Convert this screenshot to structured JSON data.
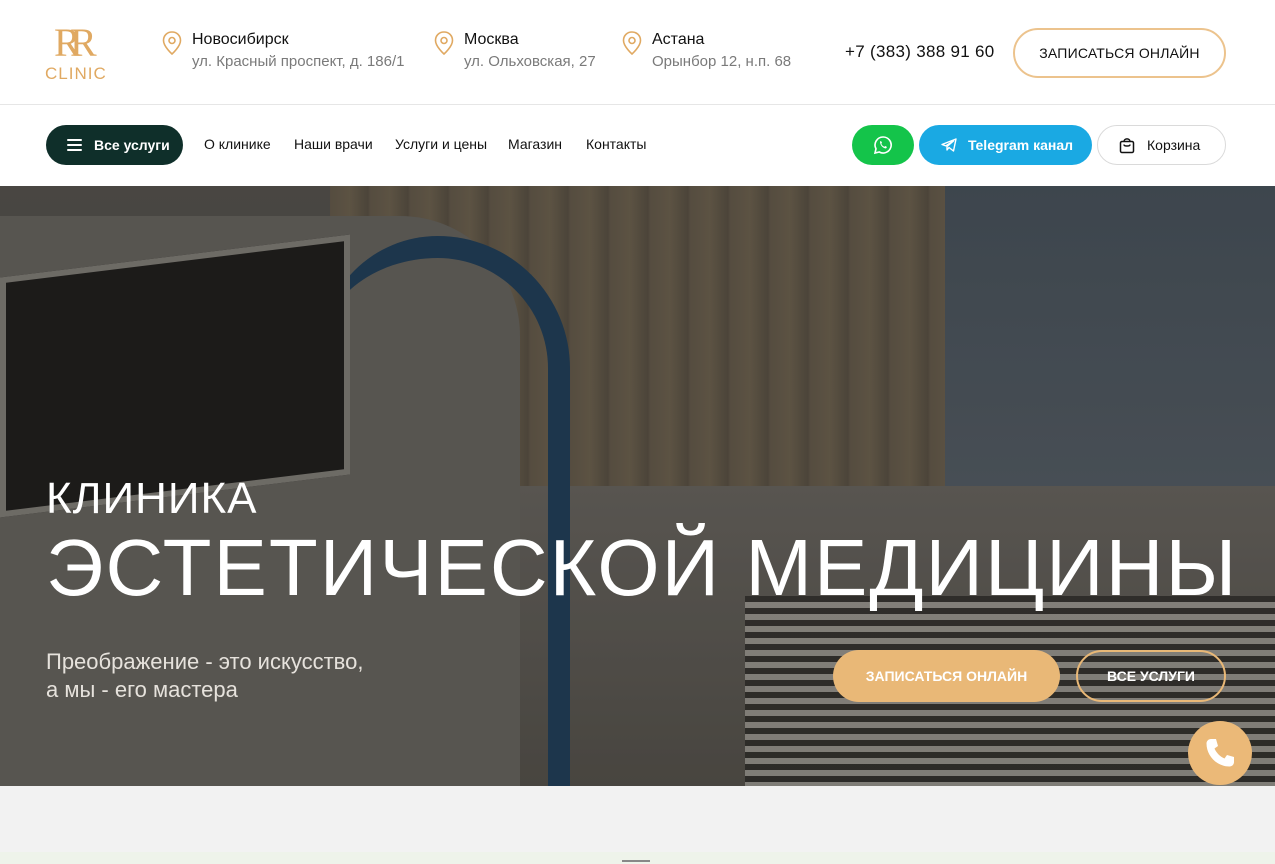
{
  "brand": {
    "logo_monogram": "RR",
    "logo_word": "CLINIC",
    "accent_color": "#e0a962"
  },
  "header": {
    "locations": [
      {
        "city": "Новосибирск",
        "address": "ул. Красный проспект, д. 186/1",
        "icon": "map-pin-icon"
      },
      {
        "city": "Москва",
        "address": "ул. Ольховская, 27",
        "icon": "map-pin-icon"
      },
      {
        "city": "Астана",
        "address": "Орынбор 12, н.п. 68",
        "icon": "map-pin-icon"
      }
    ],
    "phone": "+7 (383) 388 91 60",
    "book_button": "ЗАПИСАТЬСЯ ОНЛАЙН"
  },
  "nav": {
    "all_services": "Все услуги",
    "links": [
      "О клинике",
      "Наши врачи",
      "Услуги и цены",
      "Магазин",
      "Контакты"
    ],
    "whatsapp_icon": "whatsapp-icon",
    "telegram": "Telegram канал",
    "cart": "Корзина",
    "colors": {
      "dark": "#0f2f2a",
      "whatsapp": "#14c44a",
      "telegram": "#1aa9e3"
    }
  },
  "hero": {
    "title_line1": "КЛИНИКА",
    "title_line2": "ЭСТЕТИЧЕСКОЙ МЕДИЦИНЫ",
    "subtitle_line1": "Преображение - это искусство,",
    "subtitle_line2": "а мы - его мастера",
    "primary_button": "ЗАПИСАТЬСЯ ОНЛАЙН",
    "secondary_button": "ВСЕ УСЛУГИ",
    "button_color": "#e9b877"
  },
  "floating": {
    "call_icon": "phone-icon"
  }
}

=-=-=-=-=

- Work to be completed -
Without the pictures, print the whole listing exactly as given.

- Solution to this task -
Convert this screenshot to structured JSON data.
{
  "brand": {
    "logo_monogram": "RR",
    "logo_word": "CLINIC",
    "accent_color": "#e0a962"
  },
  "header": {
    "locations": [
      {
        "city": "Новосибирск",
        "address": "ул. Красный проспект, д. 186/1",
        "icon": "map-pin-icon"
      },
      {
        "city": "Москва",
        "address": "ул. Ольховская, 27",
        "icon": "map-pin-icon"
      },
      {
        "city": "Астана",
        "address": "Орынбор 12, н.п. 68",
        "icon": "map-pin-icon"
      }
    ],
    "phone": "+7 (383) 388 91 60",
    "book_button": "ЗАПИСАТЬСЯ ОНЛАЙН"
  },
  "nav": {
    "all_services": "Все услуги",
    "links": [
      "О клинике",
      "Наши врачи",
      "Услуги и цены",
      "Магазин",
      "Контакты"
    ],
    "whatsapp_icon": "whatsapp-icon",
    "telegram": "Telegram канал",
    "cart": "Корзина",
    "colors": {
      "dark": "#0f2f2a",
      "whatsapp": "#14c44a",
      "telegram": "#1aa9e3"
    }
  },
  "hero": {
    "title_line1": "КЛИНИКА",
    "title_line2": "ЭСТЕТИЧЕСКОЙ МЕДИЦИНЫ",
    "subtitle_line1": "Преображение - это искусство,",
    "subtitle_line2": "а мы - его мастера",
    "primary_button": "ЗАПИСАТЬСЯ ОНЛАЙН",
    "secondary_button": "ВСЕ УСЛУГИ",
    "button_color": "#e9b877"
  },
  "floating": {
    "call_icon": "phone-icon"
  }
}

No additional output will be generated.